Requirements: Select lines where the word "type" appears.

Data:
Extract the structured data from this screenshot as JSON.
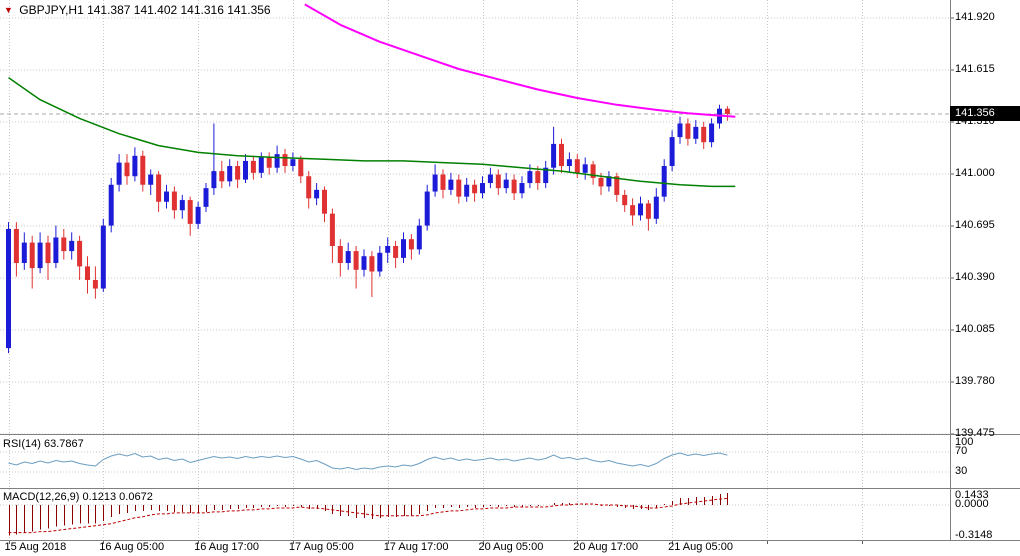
{
  "header": {
    "marker": "▼",
    "title": "GBPJPY,H1 141.387 141.402 141.316 141.356"
  },
  "indicators": {
    "rsi_label": "RSI(14) 63.7867",
    "macd_label": "MACD(12,26,9) 0.1213 0.0672"
  },
  "price_axis": {
    "ticks": [
      "141.920",
      "141.615",
      "141.310",
      "141.000",
      "140.695",
      "140.390",
      "140.085",
      "139.780",
      "139.475"
    ],
    "last_price": "141.356"
  },
  "time_axis": {
    "labels": [
      {
        "index": 0,
        "text": "15 Aug 2018"
      },
      {
        "index": 12,
        "text": "16 Aug 05:00"
      },
      {
        "index": 24,
        "text": "16 Aug 17:00"
      },
      {
        "index": 36,
        "text": "17 Aug 05:00"
      },
      {
        "index": 48,
        "text": "17 Aug 17:00"
      },
      {
        "index": 60,
        "text": "20 Aug 05:00"
      },
      {
        "index": 72,
        "text": "20 Aug 17:00"
      },
      {
        "index": 84,
        "text": "21 Aug 05:00"
      }
    ],
    "grid_indices": [
      0,
      12,
      24,
      36,
      48,
      60,
      72,
      84,
      96,
      108
    ]
  },
  "colors": {
    "bull": "#1c1cd8",
    "bear": "#e03232",
    "grid": "#c8c8c8",
    "axis_line": "#606060",
    "separator": "#808080",
    "last_price_line": "#aaaaaa",
    "badge_bg": "#000000",
    "badge_text": "#ffffff"
  },
  "chart_data": [
    {
      "type": "candlestick",
      "symbol": "GBPJPY",
      "timeframe": "H1",
      "open": 141.387,
      "high": 141.402,
      "low": 141.316,
      "close": 141.356,
      "ylim": [
        139.475,
        141.92
      ],
      "candles": [
        [
          139.98,
          140.72,
          139.95,
          140.68
        ],
        [
          140.68,
          140.72,
          140.4,
          140.48
        ],
        [
          140.48,
          140.66,
          140.44,
          140.6
        ],
        [
          140.6,
          140.64,
          140.33,
          140.45
        ],
        [
          140.45,
          140.66,
          140.42,
          140.6
        ],
        [
          140.6,
          140.64,
          140.38,
          140.48
        ],
        [
          140.48,
          140.7,
          140.45,
          140.63
        ],
        [
          140.63,
          140.68,
          140.5,
          140.55
        ],
        [
          140.55,
          140.66,
          140.5,
          140.61
        ],
        [
          140.61,
          140.64,
          140.38,
          140.46
        ],
        [
          140.46,
          140.52,
          140.3,
          140.38
        ],
        [
          140.38,
          140.46,
          140.27,
          140.33
        ],
        [
          140.33,
          140.74,
          140.31,
          140.7
        ],
        [
          140.7,
          140.98,
          140.66,
          140.94
        ],
        [
          140.94,
          141.12,
          140.9,
          141.07
        ],
        [
          141.07,
          141.12,
          140.94,
          140.99
        ],
        [
          140.99,
          141.16,
          140.96,
          141.11
        ],
        [
          141.11,
          141.14,
          140.9,
          140.94
        ],
        [
          140.94,
          141.03,
          140.88,
          141.0
        ],
        [
          141.0,
          141.02,
          140.78,
          140.84
        ],
        [
          140.84,
          140.94,
          140.8,
          140.9
        ],
        [
          140.9,
          140.93,
          140.74,
          140.79
        ],
        [
          140.79,
          140.88,
          140.74,
          140.85
        ],
        [
          140.85,
          140.87,
          140.64,
          140.71
        ],
        [
          140.71,
          140.84,
          140.68,
          140.81
        ],
        [
          140.81,
          140.95,
          140.78,
          140.92
        ],
        [
          140.92,
          141.3,
          140.88,
          141.02
        ],
        [
          141.02,
          141.08,
          140.92,
          140.96
        ],
        [
          140.96,
          141.09,
          140.93,
          141.05
        ],
        [
          141.05,
          141.08,
          140.92,
          140.97
        ],
        [
          140.97,
          141.12,
          140.95,
          141.08
        ],
        [
          141.08,
          141.11,
          140.97,
          141.01
        ],
        [
          141.01,
          141.13,
          140.98,
          141.1
        ],
        [
          141.1,
          141.13,
          141.0,
          141.04
        ],
        [
          141.04,
          141.17,
          141.01,
          141.12
        ],
        [
          141.12,
          141.15,
          141.01,
          141.05
        ],
        [
          141.05,
          141.13,
          141.02,
          141.09
        ],
        [
          141.09,
          141.11,
          140.95,
          140.99
        ],
        [
          140.99,
          141.02,
          140.8,
          140.86
        ],
        [
          140.86,
          140.95,
          140.82,
          140.91
        ],
        [
          140.91,
          140.93,
          140.72,
          140.77
        ],
        [
          140.77,
          140.8,
          140.48,
          140.58
        ],
        [
          140.58,
          140.62,
          140.4,
          140.48
        ],
        [
          140.48,
          140.6,
          140.44,
          140.55
        ],
        [
          140.55,
          140.58,
          140.33,
          140.44
        ],
        [
          140.44,
          140.56,
          140.4,
          140.52
        ],
        [
          140.52,
          140.55,
          140.28,
          140.43
        ],
        [
          140.43,
          140.58,
          140.4,
          140.54
        ],
        [
          140.54,
          140.63,
          140.48,
          140.58
        ],
        [
          140.58,
          140.61,
          140.45,
          140.51
        ],
        [
          140.51,
          140.66,
          140.48,
          140.62
        ],
        [
          140.62,
          140.65,
          140.5,
          140.56
        ],
        [
          140.56,
          140.74,
          140.53,
          140.7
        ],
        [
          140.7,
          140.94,
          140.67,
          140.9
        ],
        [
          140.9,
          141.06,
          140.87,
          141.0
        ],
        [
          141.0,
          141.03,
          140.86,
          140.91
        ],
        [
          140.91,
          141.01,
          140.88,
          140.97
        ],
        [
          140.97,
          141.0,
          140.83,
          140.87
        ],
        [
          140.87,
          140.98,
          140.84,
          140.94
        ],
        [
          140.94,
          140.97,
          140.84,
          140.89
        ],
        [
          140.89,
          140.99,
          140.86,
          140.95
        ],
        [
          140.95,
          141.04,
          140.92,
          141.0
        ],
        [
          141.0,
          141.03,
          140.88,
          140.92
        ],
        [
          140.92,
          141.01,
          140.89,
          140.97
        ],
        [
          140.97,
          141.0,
          140.85,
          140.89
        ],
        [
          140.89,
          140.99,
          140.86,
          140.95
        ],
        [
          140.95,
          141.06,
          140.92,
          141.02
        ],
        [
          141.02,
          141.05,
          140.91,
          140.95
        ],
        [
          140.95,
          141.08,
          140.92,
          141.04
        ],
        [
          141.04,
          141.28,
          141.0,
          141.18
        ],
        [
          141.18,
          141.21,
          141.01,
          141.05
        ],
        [
          141.05,
          141.13,
          141.01,
          141.09
        ],
        [
          141.09,
          141.12,
          140.98,
          141.01
        ],
        [
          141.01,
          141.1,
          140.97,
          141.06
        ],
        [
          141.06,
          141.08,
          140.94,
          140.98
        ],
        [
          140.98,
          141.01,
          140.88,
          140.93
        ],
        [
          140.93,
          141.02,
          140.9,
          140.99
        ],
        [
          140.99,
          141.01,
          140.84,
          140.88
        ],
        [
          140.88,
          140.91,
          140.78,
          140.82
        ],
        [
          140.82,
          140.86,
          140.7,
          140.76
        ],
        [
          140.76,
          140.87,
          140.73,
          140.83
        ],
        [
          140.83,
          140.85,
          140.67,
          140.74
        ],
        [
          140.74,
          140.92,
          140.71,
          140.87
        ],
        [
          140.87,
          141.09,
          140.84,
          141.05
        ],
        [
          141.05,
          141.26,
          141.02,
          141.22
        ],
        [
          141.22,
          141.34,
          141.18,
          141.3
        ],
        [
          141.3,
          141.33,
          141.17,
          141.21
        ],
        [
          141.21,
          141.32,
          141.18,
          141.28
        ],
        [
          141.28,
          141.31,
          141.15,
          141.19
        ],
        [
          141.19,
          141.33,
          141.16,
          141.3
        ],
        [
          141.3,
          141.41,
          141.27,
          141.387
        ],
        [
          141.387,
          141.402,
          141.316,
          141.356
        ]
      ],
      "overlays": [
        {
          "name": "ma-green-line",
          "color": "#008000",
          "width": 1.5,
          "points": [
            [
              0,
              141.57
            ],
            [
              4,
              141.44
            ],
            [
              9,
              141.33
            ],
            [
              14,
              141.24
            ],
            [
              19,
              141.17
            ],
            [
              24,
              141.13
            ],
            [
              29,
              141.11
            ],
            [
              34,
              141.1
            ],
            [
              40,
              141.09
            ],
            [
              45,
              141.08
            ],
            [
              50,
              141.08
            ],
            [
              55,
              141.07
            ],
            [
              60,
              141.06
            ],
            [
              65,
              141.04
            ],
            [
              70,
              141.02
            ],
            [
              75,
              140.99
            ],
            [
              80,
              140.96
            ],
            [
              85,
              140.94
            ],
            [
              89,
              140.93
            ],
            [
              92,
              140.93
            ]
          ]
        },
        {
          "name": "ma-magenta-line",
          "color": "#ff00ff",
          "width": 2,
          "points": [
            [
              37.5,
              142.0
            ],
            [
              42,
              141.88
            ],
            [
              47,
              141.78
            ],
            [
              52,
              141.7
            ],
            [
              57,
              141.62
            ],
            [
              62,
              141.56
            ],
            [
              67,
              141.5
            ],
            [
              72,
              141.45
            ],
            [
              77,
              141.41
            ],
            [
              82,
              141.38
            ],
            [
              86,
              141.36
            ],
            [
              89,
              141.35
            ],
            [
              92,
              141.34
            ]
          ]
        }
      ]
    },
    {
      "type": "line",
      "name": "RSI(14)",
      "value": 63.7867,
      "color": "#6b9dc2",
      "levels": [
        100,
        70,
        30
      ],
      "values": [
        48,
        44,
        50,
        47,
        52,
        48,
        53,
        50,
        52,
        47,
        44,
        42,
        55,
        62,
        66,
        62,
        67,
        60,
        62,
        55,
        58,
        53,
        56,
        49,
        53,
        57,
        61,
        58,
        60,
        57,
        61,
        58,
        61,
        59,
        62,
        59,
        61,
        56,
        50,
        53,
        46,
        38,
        36,
        39,
        35,
        38,
        36,
        40,
        42,
        40,
        44,
        42,
        47,
        55,
        60,
        55,
        58,
        53,
        56,
        53,
        55,
        58,
        54,
        56,
        52,
        55,
        58,
        54,
        57,
        64,
        57,
        59,
        55,
        58,
        53,
        50,
        53,
        48,
        45,
        42,
        45,
        41,
        47,
        57,
        64,
        68,
        63,
        66,
        63,
        66,
        68,
        63.79
      ]
    },
    {
      "type": "bar",
      "name": "MACD(12,26,9)",
      "macd": 0.1213,
      "signal": 0.0672,
      "histogram_color": "#8b0000",
      "signal_color": "#c00000",
      "axis_labels": [
        "0.1433",
        "0.0000",
        "-0.3148"
      ],
      "axis_values": [
        0.1433,
        0,
        -0.3148
      ],
      "values": [
        -0.31,
        -0.3,
        -0.28,
        -0.27,
        -0.25,
        -0.24,
        -0.22,
        -0.21,
        -0.2,
        -0.19,
        -0.19,
        -0.19,
        -0.16,
        -0.12,
        -0.09,
        -0.08,
        -0.06,
        -0.06,
        -0.05,
        -0.06,
        -0.06,
        -0.07,
        -0.07,
        -0.08,
        -0.08,
        -0.07,
        -0.05,
        -0.05,
        -0.04,
        -0.04,
        -0.03,
        -0.03,
        -0.02,
        -0.02,
        -0.01,
        -0.02,
        -0.01,
        -0.02,
        -0.04,
        -0.04,
        -0.06,
        -0.09,
        -0.11,
        -0.11,
        -0.13,
        -0.13,
        -0.14,
        -0.13,
        -0.12,
        -0.12,
        -0.11,
        -0.11,
        -0.09,
        -0.06,
        -0.03,
        -0.03,
        -0.02,
        -0.03,
        -0.02,
        -0.03,
        -0.02,
        -0.01,
        -0.02,
        -0.01,
        -0.02,
        -0.02,
        -0.01,
        -0.01,
        0.0,
        0.02,
        0.02,
        0.02,
        0.01,
        0.01,
        0.0,
        -0.01,
        -0.01,
        -0.02,
        -0.03,
        -0.04,
        -0.04,
        -0.05,
        -0.03,
        0.01,
        0.04,
        0.07,
        0.07,
        0.08,
        0.08,
        0.09,
        0.11,
        0.1213
      ],
      "signal_values": [
        -0.28,
        -0.28,
        -0.28,
        -0.28,
        -0.27,
        -0.27,
        -0.26,
        -0.25,
        -0.24,
        -0.23,
        -0.22,
        -0.21,
        -0.2,
        -0.19,
        -0.17,
        -0.15,
        -0.13,
        -0.12,
        -0.1,
        -0.09,
        -0.09,
        -0.08,
        -0.08,
        -0.08,
        -0.08,
        -0.08,
        -0.07,
        -0.07,
        -0.06,
        -0.06,
        -0.05,
        -0.05,
        -0.04,
        -0.04,
        -0.03,
        -0.03,
        -0.03,
        -0.02,
        -0.03,
        -0.03,
        -0.04,
        -0.05,
        -0.06,
        -0.07,
        -0.08,
        -0.09,
        -0.1,
        -0.11,
        -0.11,
        -0.11,
        -0.11,
        -0.11,
        -0.11,
        -0.1,
        -0.08,
        -0.07,
        -0.06,
        -0.06,
        -0.05,
        -0.04,
        -0.04,
        -0.03,
        -0.03,
        -0.03,
        -0.02,
        -0.02,
        -0.02,
        -0.02,
        -0.02,
        -0.01,
        0.0,
        0.0,
        0.01,
        0.01,
        0.01,
        0.0,
        0.0,
        0.0,
        -0.01,
        -0.01,
        -0.02,
        -0.03,
        -0.03,
        -0.02,
        -0.01,
        0.01,
        0.02,
        0.03,
        0.04,
        0.05,
        0.06,
        0.0672
      ]
    }
  ]
}
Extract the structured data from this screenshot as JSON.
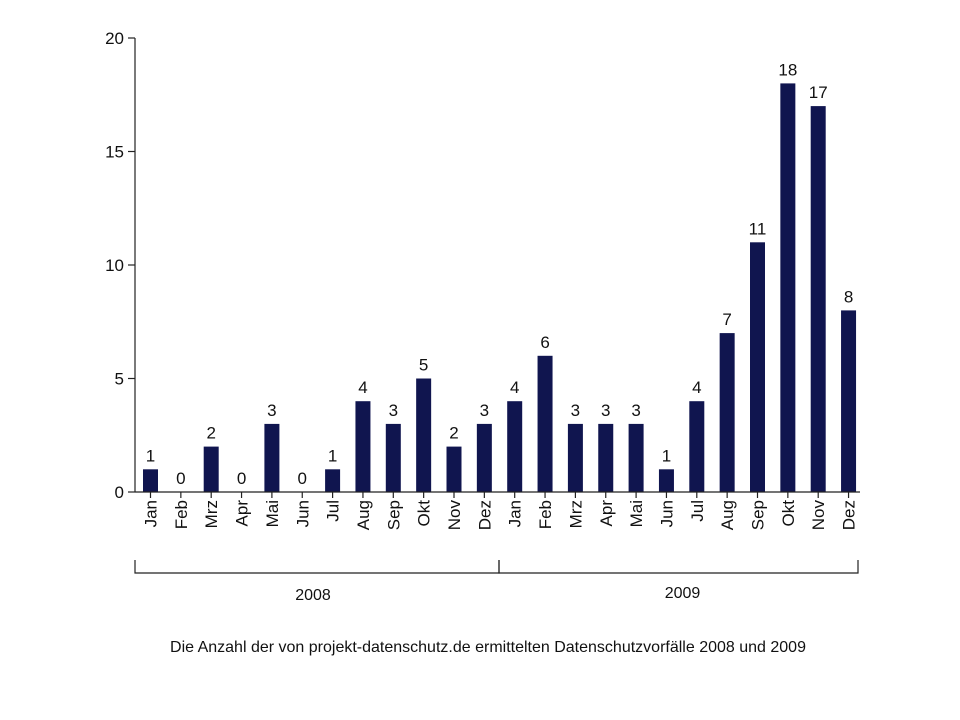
{
  "chart_data": {
    "type": "bar",
    "caption": "Die Anzahl der von projekt-datenschutz.de ermittelten Datenschutzvorfälle 2008 und 2009",
    "ylim": [
      0,
      20
    ],
    "yticks": [
      0,
      5,
      10,
      15,
      20
    ],
    "categories": [
      "Jan",
      "Feb",
      "Mrz",
      "Apr",
      "Mai",
      "Jun",
      "Jul",
      "Aug",
      "Sep",
      "Okt",
      "Nov",
      "Dez",
      "Jan",
      "Feb",
      "Mrz",
      "Apr",
      "Mai",
      "Jun",
      "Jul",
      "Aug",
      "Sep",
      "Okt",
      "Nov",
      "Dez"
    ],
    "values": [
      1,
      0,
      2,
      0,
      3,
      0,
      1,
      4,
      3,
      5,
      2,
      3,
      4,
      6,
      3,
      3,
      3,
      1,
      4,
      7,
      11,
      18,
      17,
      8
    ],
    "groups": [
      {
        "label": "2008",
        "count": 12
      },
      {
        "label": "2009",
        "count": 12
      }
    ],
    "colors": {
      "bar": "#10154f"
    }
  }
}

Exercise solution:
      "type": "candlestick",
      "type": "line",
      "type": "bar",
    "type": "bar",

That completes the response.